» **Supplied data**:
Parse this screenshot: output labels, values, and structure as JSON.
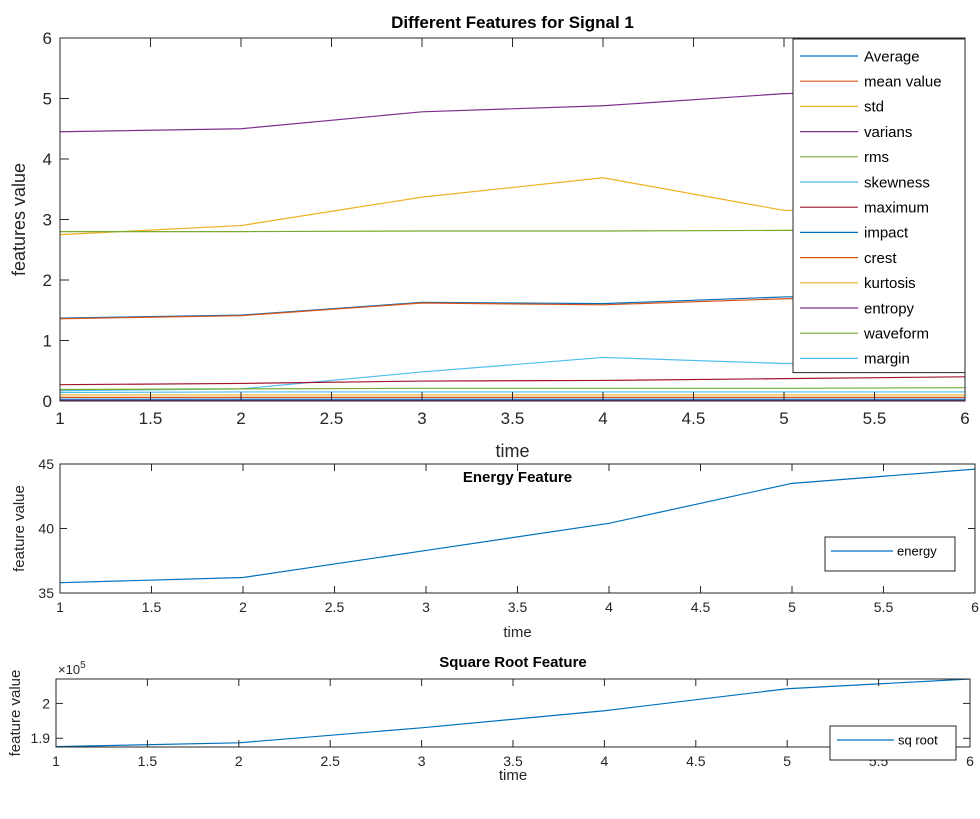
{
  "chart_data": [
    {
      "type": "line",
      "title": "Different Features for Signal 1",
      "xlabel": "time",
      "ylabel": "features value",
      "xlim": [
        1,
        6
      ],
      "ylim": [
        0,
        6
      ],
      "xticks": [
        1,
        1.5,
        2,
        2.5,
        3,
        3.5,
        4,
        4.5,
        5,
        5.5,
        6
      ],
      "yticks": [
        0,
        1,
        2,
        3,
        4,
        5,
        6
      ],
      "x": [
        1,
        2,
        3,
        4,
        5,
        6
      ],
      "legend_position": "top-right",
      "grid": false,
      "series": [
        {
          "name": "Average",
          "color": "#0072BD",
          "values": [
            1.37,
            1.42,
            1.63,
            1.61,
            1.72,
            1.78
          ]
        },
        {
          "name": "mean value",
          "color": "#D95319",
          "values": [
            1.36,
            1.41,
            1.62,
            1.59,
            1.69,
            1.75
          ]
        },
        {
          "name": "std",
          "color": "#EDB120",
          "values": [
            2.75,
            2.9,
            3.37,
            3.69,
            3.15,
            3.25
          ]
        },
        {
          "name": "varians",
          "color": "#7E2F8E",
          "values": [
            4.45,
            4.5,
            4.78,
            4.88,
            5.08,
            5.15
          ]
        },
        {
          "name": "rms",
          "color": "#77AC30",
          "values": [
            2.8,
            2.8,
            2.81,
            2.81,
            2.82,
            2.83
          ]
        },
        {
          "name": "skewness",
          "color": "#4DBEEE",
          "values": [
            0.17,
            0.2,
            0.48,
            0.72,
            0.62,
            0.66
          ]
        },
        {
          "name": "maximum",
          "color": "#A2142F",
          "values": [
            0.27,
            0.29,
            0.33,
            0.34,
            0.37,
            0.4
          ]
        },
        {
          "name": "impact",
          "color": "#0072BD",
          "values": [
            0.03,
            0.03,
            0.03,
            0.03,
            0.03,
            0.03
          ]
        },
        {
          "name": "crest",
          "color": "#D95319",
          "values": [
            0.06,
            0.06,
            0.06,
            0.06,
            0.06,
            0.06
          ]
        },
        {
          "name": "kurtosis",
          "color": "#EDB120",
          "values": [
            0.1,
            0.1,
            0.1,
            0.1,
            0.1,
            0.1
          ]
        },
        {
          "name": "entropy",
          "color": "#7E2F8E",
          "values": [
            0.01,
            0.01,
            0.01,
            0.01,
            0.01,
            0.01
          ]
        },
        {
          "name": "waveform",
          "color": "#77AC30",
          "values": [
            0.19,
            0.2,
            0.21,
            0.21,
            0.21,
            0.22
          ]
        },
        {
          "name": "margin",
          "color": "#4DBEEE",
          "values": [
            0.14,
            0.15,
            0.15,
            0.15,
            0.15,
            0.15
          ]
        }
      ]
    },
    {
      "type": "line",
      "title": "Energy Feature",
      "xlabel": "time",
      "ylabel": "feature value",
      "xlim": [
        1,
        6
      ],
      "ylim": [
        35,
        45
      ],
      "xticks": [
        1,
        1.5,
        2,
        2.5,
        3,
        3.5,
        4,
        4.5,
        5,
        5.5,
        6
      ],
      "yticks": [
        35,
        40,
        45
      ],
      "x": [
        1,
        2,
        3,
        4,
        5,
        6
      ],
      "legend_position": "right",
      "grid": false,
      "series": [
        {
          "name": "energy",
          "color": "#0072BD",
          "values": [
            35.8,
            36.2,
            38.3,
            40.4,
            43.5,
            44.6
          ]
        }
      ]
    },
    {
      "type": "line",
      "title": "Square Root Feature",
      "xlabel": "time",
      "ylabel": "feature value",
      "exponent_label": "×10",
      "exponent_power": "5",
      "xlim": [
        1,
        6
      ],
      "ylim": [
        1.875,
        2.07
      ],
      "xticks": [
        1,
        1.5,
        2,
        2.5,
        3,
        3.5,
        4,
        4.5,
        5,
        5.5,
        6
      ],
      "yticks": [
        1.9,
        2
      ],
      "ytick_labels": [
        "1.9",
        "2"
      ],
      "x": [
        1,
        2,
        3,
        4,
        5,
        6
      ],
      "legend_position": "right",
      "grid": false,
      "series": [
        {
          "name": "sq root",
          "color": "#0072BD",
          "values": [
            1.876,
            1.887,
            1.93,
            1.979,
            2.042,
            2.07
          ]
        }
      ]
    }
  ]
}
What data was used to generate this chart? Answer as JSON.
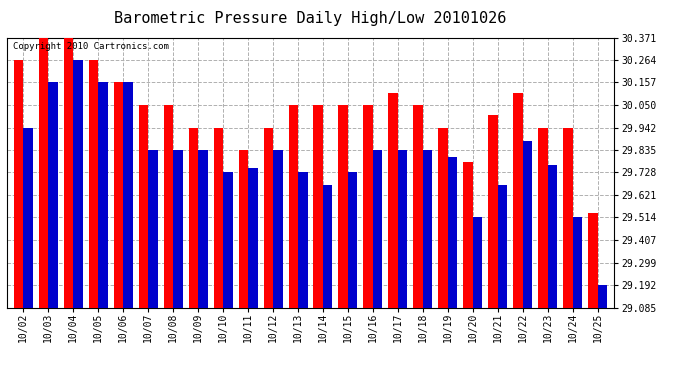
{
  "title": "Barometric Pressure Daily High/Low 20101026",
  "copyright": "Copyright 2010 Cartronics.com",
  "dates": [
    "10/02",
    "10/03",
    "10/04",
    "10/05",
    "10/06",
    "10/07",
    "10/08",
    "10/09",
    "10/10",
    "10/11",
    "10/12",
    "10/13",
    "10/14",
    "10/15",
    "10/16",
    "10/17",
    "10/18",
    "10/19",
    "10/20",
    "10/21",
    "10/22",
    "10/23",
    "10/24",
    "10/25"
  ],
  "highs": [
    30.264,
    30.371,
    30.371,
    30.264,
    30.157,
    30.05,
    30.05,
    29.942,
    29.942,
    29.835,
    29.942,
    30.05,
    30.05,
    30.05,
    30.05,
    30.107,
    30.05,
    29.942,
    29.777,
    30.0,
    30.107,
    29.942,
    29.942,
    29.535
  ],
  "lows": [
    29.942,
    30.157,
    30.264,
    30.157,
    30.157,
    29.835,
    29.835,
    29.835,
    29.728,
    29.75,
    29.835,
    29.728,
    29.67,
    29.728,
    29.835,
    29.835,
    29.835,
    29.8,
    29.514,
    29.67,
    29.878,
    29.764,
    29.514,
    29.192
  ],
  "ymin": 29.085,
  "ymax": 30.371,
  "yticks": [
    29.085,
    29.192,
    29.299,
    29.407,
    29.514,
    29.621,
    29.728,
    29.835,
    29.942,
    30.05,
    30.157,
    30.264,
    30.371
  ],
  "bar_width": 0.38,
  "high_color": "#ff0000",
  "low_color": "#0000cc",
  "bg_color": "#ffffff",
  "grid_color": "#b0b0b0",
  "title_fontsize": 11,
  "tick_fontsize": 7,
  "copyright_fontsize": 6.5
}
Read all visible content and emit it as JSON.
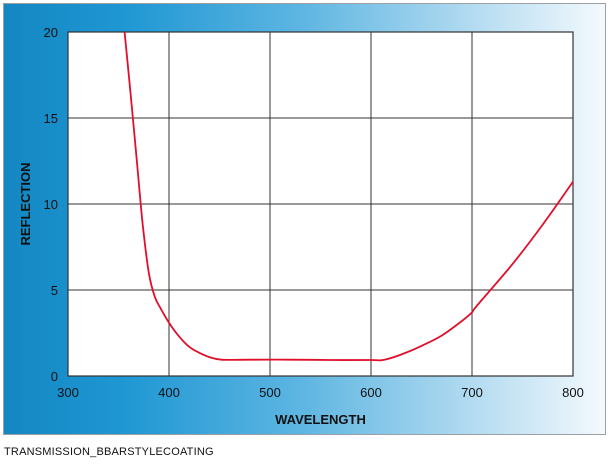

» **Task objective**:
Skip every picture and transcribe the data above exactly.

» **Exercise response**:
Parse this screenshot: output labels, values, and structure as JSON.
{
  "chart_data": [
    {
      "type": "line",
      "title": "Different Features for Signal 1",
      "xlabel": "time",
      "ylabel": "features value",
      "xlim": [
        1,
        6
      ],
      "ylim": [
        0,
        6
      ],
      "xticks": [
        1,
        1.5,
        2,
        2.5,
        3,
        3.5,
        4,
        4.5,
        5,
        5.5,
        6
      ],
      "yticks": [
        0,
        1,
        2,
        3,
        4,
        5,
        6
      ],
      "x": [
        1,
        2,
        3,
        4,
        5,
        6
      ],
      "legend_position": "top-right",
      "grid": false,
      "series": [
        {
          "name": "Average",
          "color": "#0072BD",
          "values": [
            1.37,
            1.42,
            1.63,
            1.61,
            1.72,
            1.78
          ]
        },
        {
          "name": "mean value",
          "color": "#D95319",
          "values": [
            1.36,
            1.41,
            1.62,
            1.59,
            1.69,
            1.75
          ]
        },
        {
          "name": "std",
          "color": "#EDB120",
          "values": [
            2.75,
            2.9,
            3.37,
            3.69,
            3.15,
            3.25
          ]
        },
        {
          "name": "varians",
          "color": "#7E2F8E",
          "values": [
            4.45,
            4.5,
            4.78,
            4.88,
            5.08,
            5.15
          ]
        },
        {
          "name": "rms",
          "color": "#77AC30",
          "values": [
            2.8,
            2.8,
            2.81,
            2.81,
            2.82,
            2.83
          ]
        },
        {
          "name": "skewness",
          "color": "#4DBEEE",
          "values": [
            0.17,
            0.2,
            0.48,
            0.72,
            0.62,
            0.66
          ]
        },
        {
          "name": "maximum",
          "color": "#A2142F",
          "values": [
            0.27,
            0.29,
            0.33,
            0.34,
            0.37,
            0.4
          ]
        },
        {
          "name": "impact",
          "color": "#0072BD",
          "values": [
            0.03,
            0.03,
            0.03,
            0.03,
            0.03,
            0.03
          ]
        },
        {
          "name": "crest",
          "color": "#D95319",
          "values": [
            0.06,
            0.06,
            0.06,
            0.06,
            0.06,
            0.06
          ]
        },
        {
          "name": "kurtosis",
          "color": "#EDB120",
          "values": [
            0.1,
            0.1,
            0.1,
            0.1,
            0.1,
            0.1
          ]
        },
        {
          "name": "entropy",
          "color": "#7E2F8E",
          "values": [
            0.01,
            0.01,
            0.01,
            0.01,
            0.01,
            0.01
          ]
        },
        {
          "name": "waveform",
          "color": "#77AC30",
          "values": [
            0.19,
            0.2,
            0.21,
            0.21,
            0.21,
            0.22
          ]
        },
        {
          "name": "margin",
          "color": "#4DBEEE",
          "values": [
            0.14,
            0.15,
            0.15,
            0.15,
            0.15,
            0.15
          ]
        }
      ]
    },
    {
      "type": "line",
      "title": "Energy Feature",
      "xlabel": "time",
      "ylabel": "feature value",
      "xlim": [
        1,
        6
      ],
      "ylim": [
        35,
        45
      ],
      "xticks": [
        1,
        1.5,
        2,
        2.5,
        3,
        3.5,
        4,
        4.5,
        5,
        5.5,
        6
      ],
      "yticks": [
        35,
        40,
        45
      ],
      "x": [
        1,
        2,
        3,
        4,
        5,
        6
      ],
      "legend_position": "right",
      "grid": false,
      "series": [
        {
          "name": "energy",
          "color": "#0072BD",
          "values": [
            35.8,
            36.2,
            38.3,
            40.4,
            43.5,
            44.6
          ]
        }
      ]
    },
    {
      "type": "line",
      "title": "Square Root Feature",
      "xlabel": "time",
      "ylabel": "feature value",
      "exponent_label": "×10",
      "exponent_power": "5",
      "xlim": [
        1,
        6
      ],
      "ylim": [
        1.875,
        2.07
      ],
      "xticks": [
        1,
        1.5,
        2,
        2.5,
        3,
        3.5,
        4,
        4.5,
        5,
        5.5,
        6
      ],
      "yticks": [
        1.9,
        2
      ],
      "ytick_labels": [
        "1.9",
        "2"
      ],
      "x": [
        1,
        2,
        3,
        4,
        5,
        6
      ],
      "legend_position": "right",
      "grid": false,
      "series": [
        {
          "name": "sq root",
          "color": "#0072BD",
          "values": [
            1.876,
            1.887,
            1.93,
            1.979,
            2.042,
            2.07
          ]
        }
      ]
    }
  ]
}
What data was used to generate this chart? Answer as JSON.
{
  "title": "Barometric Pressure Daily High/Low 20101026",
  "copyright": "Copyright 2010 Cartronics.com",
  "dates": [
    "10/02",
    "10/03",
    "10/04",
    "10/05",
    "10/06",
    "10/07",
    "10/08",
    "10/09",
    "10/10",
    "10/11",
    "10/12",
    "10/13",
    "10/14",
    "10/15",
    "10/16",
    "10/17",
    "10/18",
    "10/19",
    "10/20",
    "10/21",
    "10/22",
    "10/23",
    "10/24",
    "10/25"
  ],
  "highs": [
    30.264,
    30.371,
    30.371,
    30.264,
    30.157,
    30.05,
    30.05,
    29.942,
    29.942,
    29.835,
    29.942,
    30.05,
    30.05,
    30.05,
    30.05,
    30.107,
    30.05,
    29.942,
    29.777,
    30.0,
    30.107,
    29.942,
    29.942,
    29.535
  ],
  "lows": [
    29.942,
    30.157,
    30.264,
    30.157,
    30.157,
    29.835,
    29.835,
    29.835,
    29.728,
    29.75,
    29.835,
    29.728,
    29.67,
    29.728,
    29.835,
    29.835,
    29.835,
    29.8,
    29.514,
    29.67,
    29.878,
    29.764,
    29.514,
    29.192
  ],
  "ymin": 29.085,
  "ymax": 30.371,
  "yticks": [
    29.085,
    29.192,
    29.299,
    29.407,
    29.514,
    29.621,
    29.728,
    29.835,
    29.942,
    30.05,
    30.157,
    30.264,
    30.371
  ],
  "bar_width": 0.38,
  "high_color": "#ff0000",
  "low_color": "#0000cc",
  "bg_color": "#ffffff",
  "grid_color": "#b0b0b0",
  "title_fontsize": 11,
  "tick_fontsize": 7,
  "copyright_fontsize": 6.5
}
Read all visible content and emit it as JSON.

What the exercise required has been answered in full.